DATA FOR PROCESSING =
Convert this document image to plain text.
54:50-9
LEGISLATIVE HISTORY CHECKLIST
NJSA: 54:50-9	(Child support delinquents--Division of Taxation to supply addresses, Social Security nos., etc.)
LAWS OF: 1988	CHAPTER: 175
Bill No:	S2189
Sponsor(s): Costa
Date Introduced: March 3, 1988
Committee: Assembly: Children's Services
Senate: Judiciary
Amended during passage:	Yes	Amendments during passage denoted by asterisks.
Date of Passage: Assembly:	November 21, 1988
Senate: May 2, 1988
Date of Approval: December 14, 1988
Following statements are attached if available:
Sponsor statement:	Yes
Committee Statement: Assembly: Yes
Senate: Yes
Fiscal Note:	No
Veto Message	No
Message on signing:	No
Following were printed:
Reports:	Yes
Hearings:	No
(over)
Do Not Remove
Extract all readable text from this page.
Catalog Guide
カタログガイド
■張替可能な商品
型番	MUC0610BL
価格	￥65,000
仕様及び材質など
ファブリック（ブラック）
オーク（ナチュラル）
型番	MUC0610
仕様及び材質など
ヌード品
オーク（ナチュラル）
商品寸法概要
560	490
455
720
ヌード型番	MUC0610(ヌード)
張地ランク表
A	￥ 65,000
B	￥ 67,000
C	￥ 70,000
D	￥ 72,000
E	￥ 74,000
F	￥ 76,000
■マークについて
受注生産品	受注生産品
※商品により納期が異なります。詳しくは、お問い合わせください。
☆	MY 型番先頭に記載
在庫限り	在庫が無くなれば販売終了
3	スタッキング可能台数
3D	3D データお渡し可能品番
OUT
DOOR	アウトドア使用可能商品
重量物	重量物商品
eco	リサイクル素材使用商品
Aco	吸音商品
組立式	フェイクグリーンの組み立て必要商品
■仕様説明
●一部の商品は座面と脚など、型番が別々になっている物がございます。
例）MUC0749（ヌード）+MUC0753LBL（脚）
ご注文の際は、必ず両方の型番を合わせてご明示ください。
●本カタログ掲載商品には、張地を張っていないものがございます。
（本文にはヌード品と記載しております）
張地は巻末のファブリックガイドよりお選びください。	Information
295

TASK TO CARRY OUT = Using the records above, find and show each line with the string "Date".

FULL ANSWER =
Date Introduced: March 3, 1988
Date of Passage: Assembly:	November 21, 1988
Date of Approval: December 14, 1988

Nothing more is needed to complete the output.